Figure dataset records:
###
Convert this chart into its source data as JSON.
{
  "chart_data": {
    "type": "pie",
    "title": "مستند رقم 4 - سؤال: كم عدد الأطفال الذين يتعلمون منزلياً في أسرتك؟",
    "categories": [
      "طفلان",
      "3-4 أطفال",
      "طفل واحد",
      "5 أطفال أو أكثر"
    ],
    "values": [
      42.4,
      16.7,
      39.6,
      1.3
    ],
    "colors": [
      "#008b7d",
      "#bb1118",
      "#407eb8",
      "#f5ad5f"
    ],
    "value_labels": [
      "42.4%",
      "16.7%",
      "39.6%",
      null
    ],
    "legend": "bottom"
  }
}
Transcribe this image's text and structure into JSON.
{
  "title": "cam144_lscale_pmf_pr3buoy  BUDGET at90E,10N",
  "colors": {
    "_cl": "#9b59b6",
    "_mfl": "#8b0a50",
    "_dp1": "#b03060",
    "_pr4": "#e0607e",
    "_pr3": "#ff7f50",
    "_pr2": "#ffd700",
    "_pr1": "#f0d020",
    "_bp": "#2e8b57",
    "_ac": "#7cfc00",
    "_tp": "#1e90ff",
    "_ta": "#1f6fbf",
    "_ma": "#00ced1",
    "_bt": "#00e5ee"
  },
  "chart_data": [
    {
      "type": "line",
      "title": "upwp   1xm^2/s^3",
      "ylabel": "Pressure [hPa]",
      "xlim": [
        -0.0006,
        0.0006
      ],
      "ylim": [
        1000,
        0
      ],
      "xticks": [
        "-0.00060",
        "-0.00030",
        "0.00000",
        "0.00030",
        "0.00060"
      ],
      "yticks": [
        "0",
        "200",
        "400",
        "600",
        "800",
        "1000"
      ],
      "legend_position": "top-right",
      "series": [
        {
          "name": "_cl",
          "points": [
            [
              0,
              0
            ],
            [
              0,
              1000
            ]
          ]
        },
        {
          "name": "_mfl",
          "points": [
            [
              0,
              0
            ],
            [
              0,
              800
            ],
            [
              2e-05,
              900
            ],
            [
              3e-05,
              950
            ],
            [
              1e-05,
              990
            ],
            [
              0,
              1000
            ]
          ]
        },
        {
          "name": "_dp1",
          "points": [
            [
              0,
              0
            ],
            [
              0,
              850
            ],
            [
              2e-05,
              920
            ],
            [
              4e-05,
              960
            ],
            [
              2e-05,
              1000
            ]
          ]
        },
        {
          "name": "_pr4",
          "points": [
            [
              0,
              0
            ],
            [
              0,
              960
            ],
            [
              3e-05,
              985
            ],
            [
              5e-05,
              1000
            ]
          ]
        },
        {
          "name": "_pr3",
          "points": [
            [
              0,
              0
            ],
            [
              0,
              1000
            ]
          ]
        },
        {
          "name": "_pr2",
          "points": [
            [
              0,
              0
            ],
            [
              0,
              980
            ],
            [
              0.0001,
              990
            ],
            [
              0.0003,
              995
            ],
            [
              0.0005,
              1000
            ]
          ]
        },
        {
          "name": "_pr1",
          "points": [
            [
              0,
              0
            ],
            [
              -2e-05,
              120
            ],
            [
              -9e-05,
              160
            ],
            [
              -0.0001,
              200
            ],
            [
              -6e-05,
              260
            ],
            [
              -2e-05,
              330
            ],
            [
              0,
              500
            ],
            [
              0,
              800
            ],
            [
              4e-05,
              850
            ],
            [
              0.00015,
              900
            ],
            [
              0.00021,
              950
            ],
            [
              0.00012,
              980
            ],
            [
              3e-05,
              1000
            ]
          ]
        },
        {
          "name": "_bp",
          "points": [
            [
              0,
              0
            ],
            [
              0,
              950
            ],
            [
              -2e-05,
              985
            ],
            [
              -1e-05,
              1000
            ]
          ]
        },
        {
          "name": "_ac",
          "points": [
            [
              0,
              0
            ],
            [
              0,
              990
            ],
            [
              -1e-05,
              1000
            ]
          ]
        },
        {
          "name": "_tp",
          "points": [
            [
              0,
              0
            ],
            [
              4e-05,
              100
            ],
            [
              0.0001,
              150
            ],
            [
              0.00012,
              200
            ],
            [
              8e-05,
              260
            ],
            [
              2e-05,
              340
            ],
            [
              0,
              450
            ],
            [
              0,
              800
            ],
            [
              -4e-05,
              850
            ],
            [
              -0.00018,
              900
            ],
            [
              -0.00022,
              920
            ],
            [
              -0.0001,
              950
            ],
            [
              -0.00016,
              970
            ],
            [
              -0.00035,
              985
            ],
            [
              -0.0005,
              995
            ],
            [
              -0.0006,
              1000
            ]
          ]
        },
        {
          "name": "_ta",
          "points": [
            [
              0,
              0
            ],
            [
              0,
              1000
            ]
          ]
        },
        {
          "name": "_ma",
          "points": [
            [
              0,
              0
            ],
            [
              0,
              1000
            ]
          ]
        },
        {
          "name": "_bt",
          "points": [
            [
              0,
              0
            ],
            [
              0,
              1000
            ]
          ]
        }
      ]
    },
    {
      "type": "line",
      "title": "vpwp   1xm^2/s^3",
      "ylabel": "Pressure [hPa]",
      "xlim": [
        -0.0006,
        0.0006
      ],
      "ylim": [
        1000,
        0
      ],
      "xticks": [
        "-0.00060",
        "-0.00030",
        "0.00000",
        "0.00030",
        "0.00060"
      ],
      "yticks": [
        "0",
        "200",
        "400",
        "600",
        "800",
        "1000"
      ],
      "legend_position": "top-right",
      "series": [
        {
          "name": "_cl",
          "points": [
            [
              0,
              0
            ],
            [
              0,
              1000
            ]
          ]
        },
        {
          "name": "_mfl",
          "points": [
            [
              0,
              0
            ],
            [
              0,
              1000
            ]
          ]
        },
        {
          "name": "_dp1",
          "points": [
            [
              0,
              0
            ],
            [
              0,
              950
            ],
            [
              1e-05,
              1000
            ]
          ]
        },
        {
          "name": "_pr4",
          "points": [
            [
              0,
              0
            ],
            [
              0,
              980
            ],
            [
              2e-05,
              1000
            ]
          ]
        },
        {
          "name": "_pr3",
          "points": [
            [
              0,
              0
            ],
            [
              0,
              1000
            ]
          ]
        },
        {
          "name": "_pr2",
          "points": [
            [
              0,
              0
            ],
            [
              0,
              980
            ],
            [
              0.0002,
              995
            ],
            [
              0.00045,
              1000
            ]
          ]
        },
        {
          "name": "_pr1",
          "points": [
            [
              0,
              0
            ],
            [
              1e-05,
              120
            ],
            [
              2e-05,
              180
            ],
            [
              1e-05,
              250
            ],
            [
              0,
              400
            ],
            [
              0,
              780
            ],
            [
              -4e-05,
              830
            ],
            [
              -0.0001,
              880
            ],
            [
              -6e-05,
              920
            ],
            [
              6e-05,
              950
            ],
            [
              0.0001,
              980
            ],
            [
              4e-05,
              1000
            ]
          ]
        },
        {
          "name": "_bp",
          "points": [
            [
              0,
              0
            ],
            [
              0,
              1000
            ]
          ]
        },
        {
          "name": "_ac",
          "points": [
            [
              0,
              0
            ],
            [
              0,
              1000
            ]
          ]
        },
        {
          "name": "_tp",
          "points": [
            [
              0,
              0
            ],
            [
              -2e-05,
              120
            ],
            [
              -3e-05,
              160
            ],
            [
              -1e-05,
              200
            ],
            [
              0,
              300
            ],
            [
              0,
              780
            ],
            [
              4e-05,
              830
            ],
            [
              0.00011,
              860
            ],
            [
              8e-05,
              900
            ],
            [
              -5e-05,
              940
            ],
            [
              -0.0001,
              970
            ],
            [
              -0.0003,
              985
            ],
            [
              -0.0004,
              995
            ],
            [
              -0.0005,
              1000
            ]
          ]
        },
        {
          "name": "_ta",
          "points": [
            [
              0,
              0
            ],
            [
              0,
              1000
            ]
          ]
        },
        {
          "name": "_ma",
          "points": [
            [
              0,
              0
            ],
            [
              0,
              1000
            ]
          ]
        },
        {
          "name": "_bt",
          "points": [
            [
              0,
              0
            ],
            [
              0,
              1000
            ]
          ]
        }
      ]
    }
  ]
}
###
Given request: Only a number is wanted: how many lines of the material include the word "this".

Expected output: 2